Figure record listings
★ ★ ★ ★ ★

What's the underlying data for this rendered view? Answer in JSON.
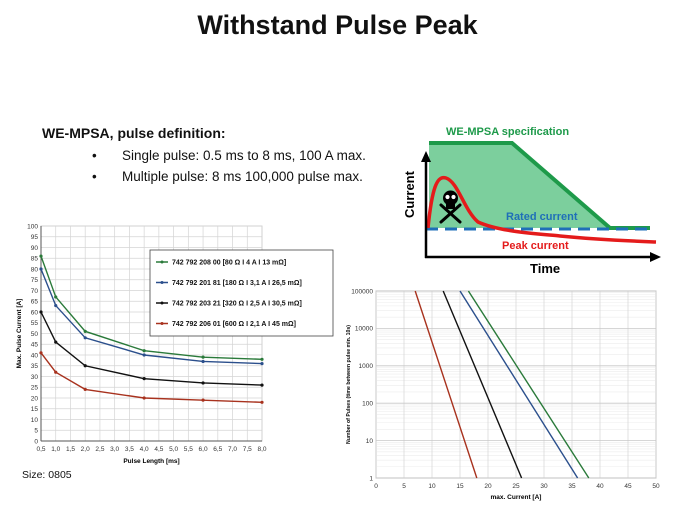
{
  "slide": {
    "title": "Withstand Pulse Peak",
    "heading": "WE-MPSA, pulse definition:",
    "bullets": [
      "Single pulse: 0.5 ms to 8 ms, 100 A max.",
      "Multiple pulse: 8 ms 100,000 pulse max."
    ],
    "size_note": "Size: 0805"
  },
  "diagram": {
    "spec_label": "WE-MPSA specification",
    "rated_label": "Rated current",
    "peak_label": "Peak current",
    "y_axis_label": "Current",
    "x_axis_label": "Time",
    "colors": {
      "spec": "#1e9a4a",
      "spec_fill": "#7ccf9d",
      "rated": "#1f6fb8",
      "peak": "#e41b1b"
    },
    "icon": "skull-crossbones-icon"
  },
  "chart_data": [
    {
      "type": "line",
      "xlabel": "Pulse Length [ms]",
      "ylabel": "Max. Pulse Current [A]",
      "x": [
        0.5,
        1.0,
        2.0,
        4.0,
        6.0,
        8.0
      ],
      "xticks": [
        "0,5",
        "1,0",
        "1,5",
        "2,0",
        "2,5",
        "3,0",
        "3,5",
        "4,0",
        "4,5",
        "5,0",
        "5,5",
        "6,0",
        "6,5",
        "7,0",
        "7,5",
        "8,0"
      ],
      "xlim": [
        0.5,
        8.0
      ],
      "ylim": [
        0,
        100
      ],
      "yticks": [
        0,
        5,
        10,
        15,
        20,
        25,
        30,
        35,
        40,
        45,
        50,
        55,
        60,
        65,
        70,
        75,
        80,
        85,
        90,
        95,
        100
      ],
      "grid": true,
      "legend": "top-right",
      "series": [
        {
          "name": "742 792 208 00 [80 Ω I 4 A I 13 mΩ]",
          "color": "#2a7a3a",
          "values": [
            86,
            67,
            51,
            42,
            39,
            38
          ]
        },
        {
          "name": "742 792 201 81 [180 Ω I 3,1 A I 26,5 mΩ]",
          "color": "#2b4f8c",
          "values": [
            80,
            63,
            48,
            40,
            37,
            36
          ]
        },
        {
          "name": "742 792 203 21 [320 Ω I 2,5 A I 30,5 mΩ]",
          "color": "#111111",
          "values": [
            60,
            46,
            35,
            29,
            27,
            26
          ]
        },
        {
          "name": "742 792 206 01 [600 Ω I 2,1 A I 45 mΩ]",
          "color": "#a8321e",
          "values": [
            41,
            32,
            24,
            20,
            19,
            18
          ]
        }
      ]
    },
    {
      "type": "line",
      "xlabel": "max. Current [A]",
      "ylabel": "Number of Pulses (time between pulse min. 10s)",
      "xlim": [
        0,
        50
      ],
      "xticks": [
        "0",
        "5",
        "10",
        "15",
        "20",
        "25",
        "30",
        "35",
        "40",
        "45",
        "50"
      ],
      "yscale": "log",
      "ylim": [
        1,
        100000
      ],
      "yticks": [
        "1",
        "10",
        "100",
        "1000",
        "10000",
        "100000"
      ],
      "grid": true,
      "series": [
        {
          "color": "#a8321e",
          "points": [
            [
              7,
              100000
            ],
            [
              18,
              1
            ]
          ]
        },
        {
          "color": "#111111",
          "points": [
            [
              12,
              100000
            ],
            [
              26,
              1
            ]
          ]
        },
        {
          "color": "#2b4f8c",
          "points": [
            [
              15,
              100000
            ],
            [
              36,
              1
            ]
          ]
        },
        {
          "color": "#2a7a3a",
          "points": [
            [
              16.5,
              100000
            ],
            [
              38,
              1
            ]
          ]
        }
      ]
    }
  ]
}
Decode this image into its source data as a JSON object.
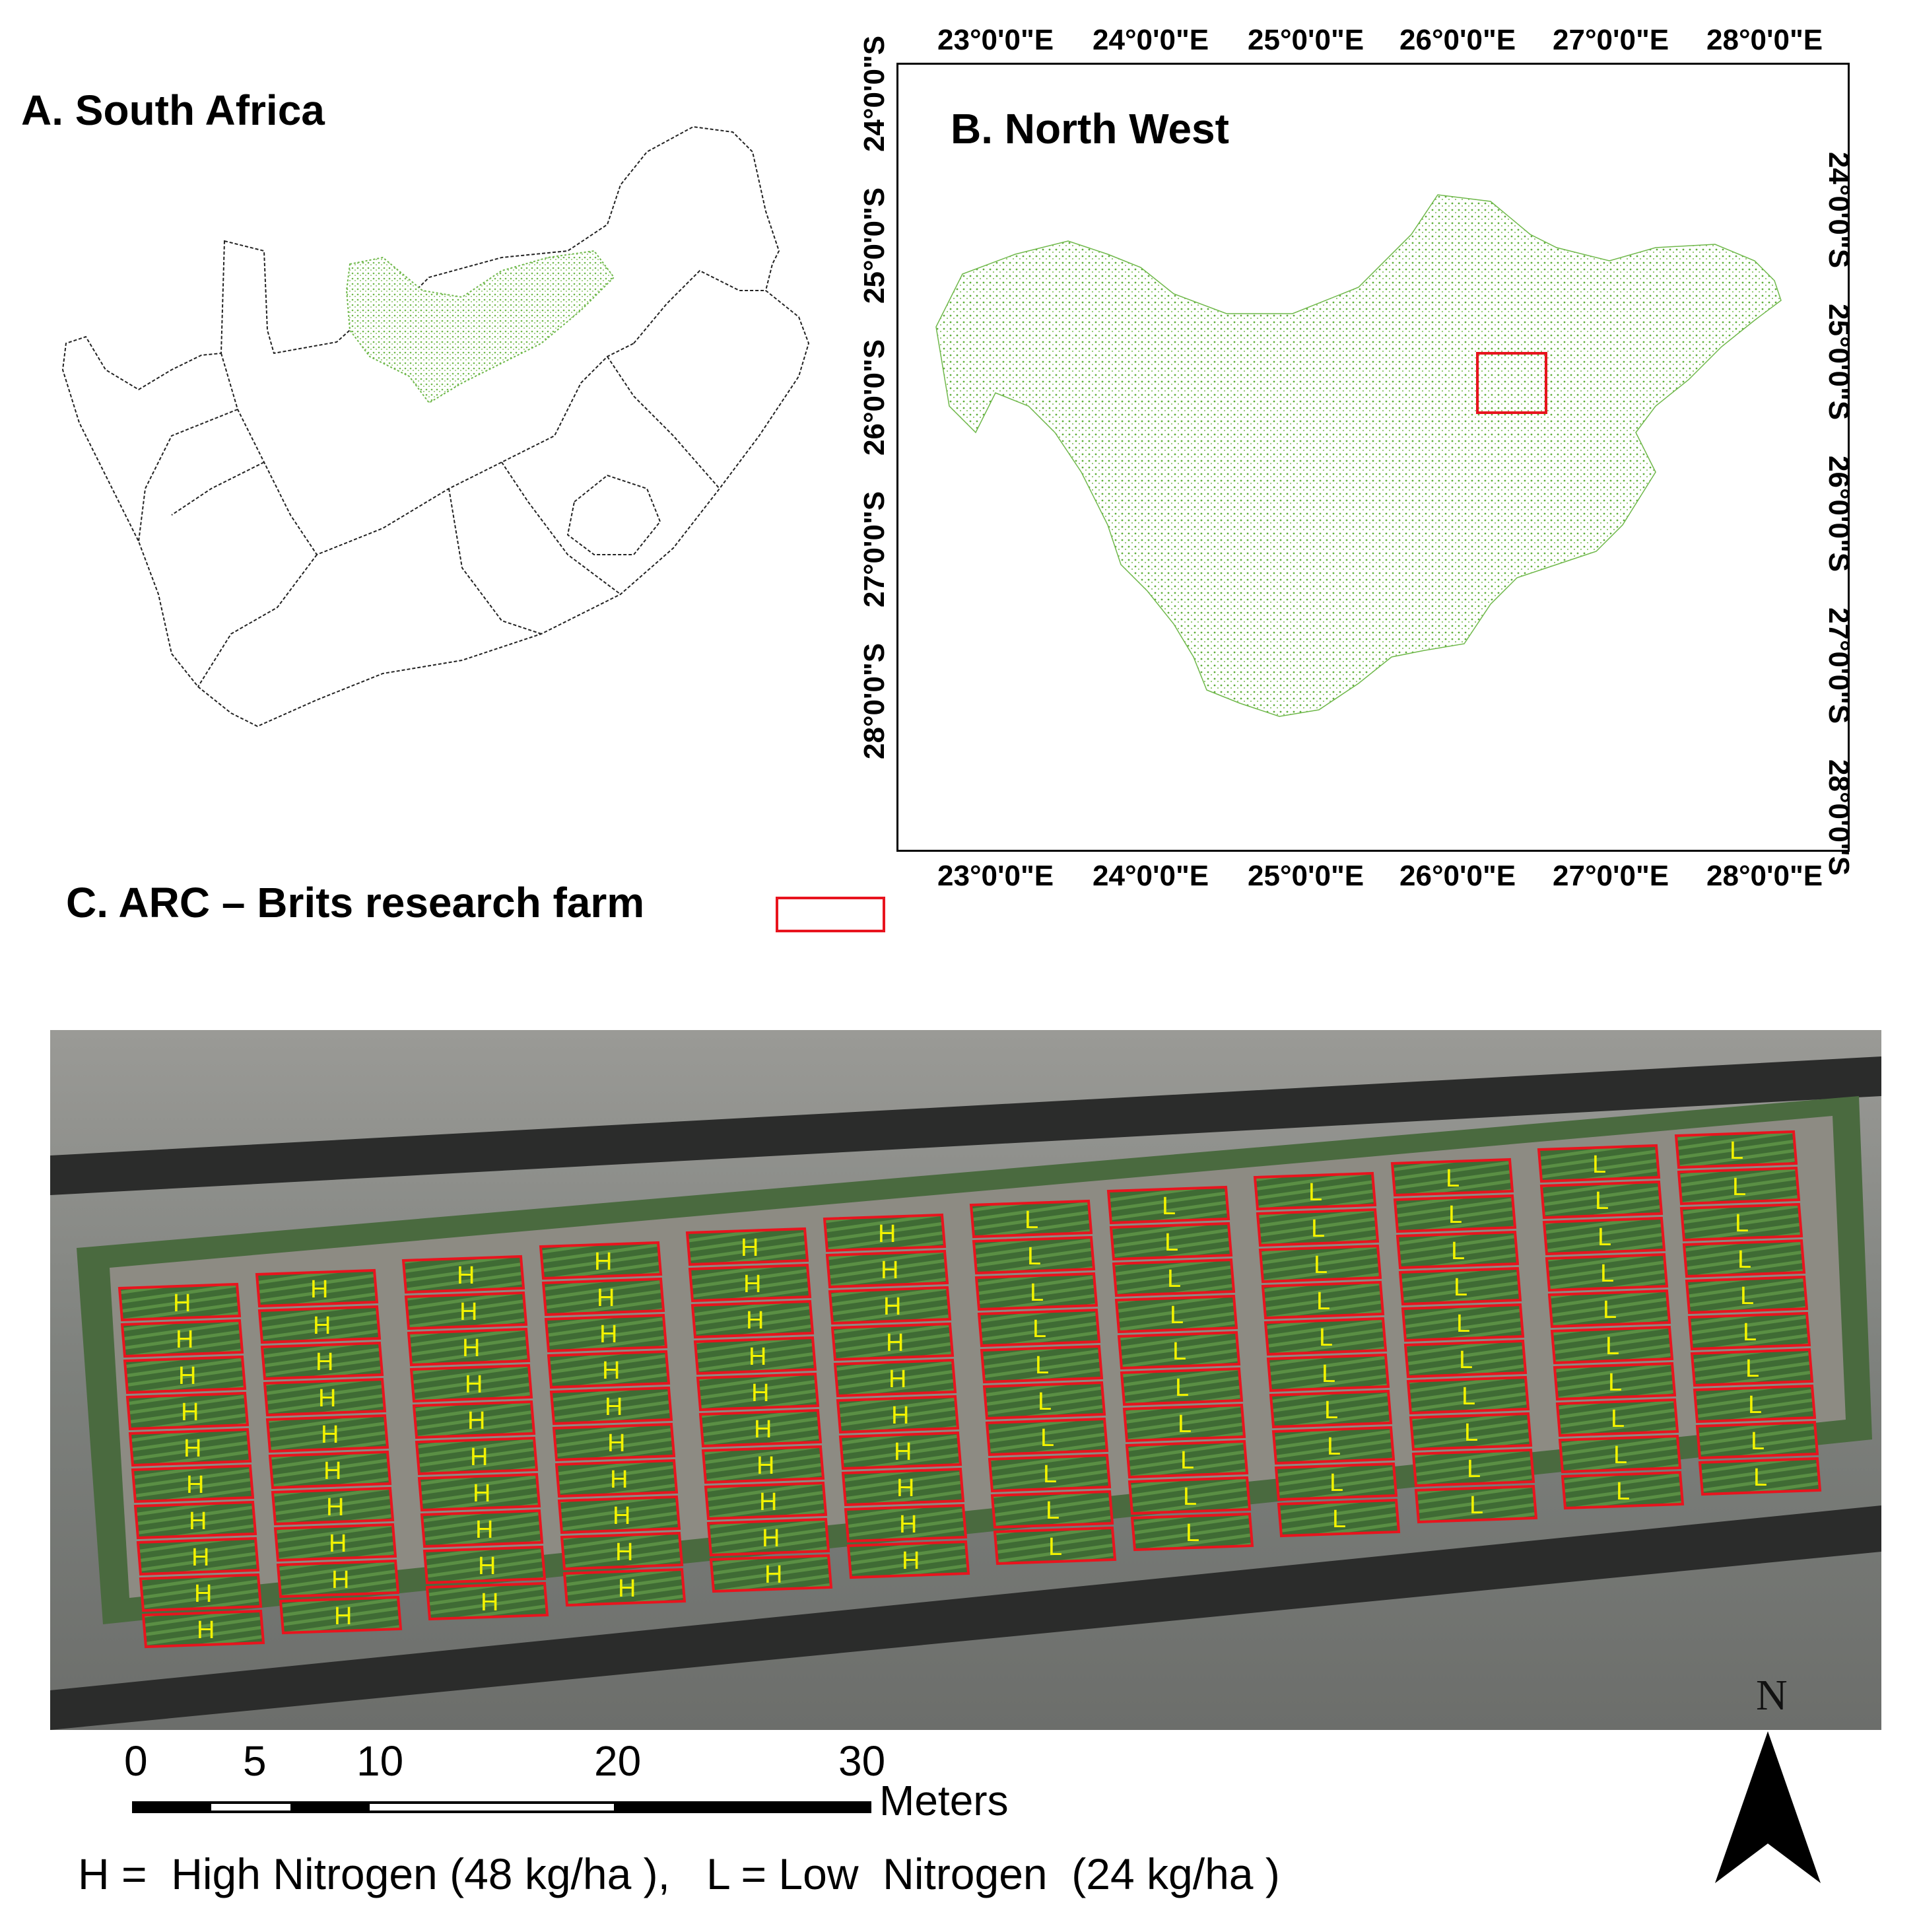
{
  "panel_a": {
    "title": "A. South Africa"
  },
  "panel_b": {
    "title": "B. North West",
    "lon_labels": [
      "23°0'0\"E",
      "24°0'0\"E",
      "25°0'0\"E",
      "26°0'0\"E",
      "27°0'0\"E",
      "28°0'0\"E"
    ],
    "lat_labels": [
      "24°0'0\"S",
      "25°0'0\"S",
      "26°0'0\"S",
      "27°0'0\"S",
      "28°0'0\"S"
    ]
  },
  "panel_c": {
    "title": "C. ARC – Brits research farm",
    "legend_box_color": "#e8141e",
    "north_label": "N",
    "scale": {
      "labels": [
        "0",
        "5",
        "10",
        "20",
        "30"
      ],
      "unit": "Meters"
    },
    "plots": {
      "high_label": "H",
      "low_label": "L",
      "outline_color": "#e8141e",
      "label_color": "#f2f200",
      "high_columns": 6,
      "low_columns": 6,
      "rows_per_column": 10,
      "low_rows_per_column": 10
    },
    "legend": "H =  High Nitrogen (48 kg/ha ),   L = Low  Nitrogen  (24 kg/ha )"
  },
  "colors": {
    "north_west_fill": "#5fae3a",
    "province_outline": "#000000",
    "study_area": "#e8141e"
  },
  "icons": {
    "north_arrow": "north-arrow-icon"
  }
}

★ ★ ★ ★ ★

# WHAT YOU HAVE TO DO
Copy out all lines where the word "JSON" appears.

# SOLUTION
What's the underlying data for this rendered view? Answer in JSON.
Decode this image into its source data as a JSON object.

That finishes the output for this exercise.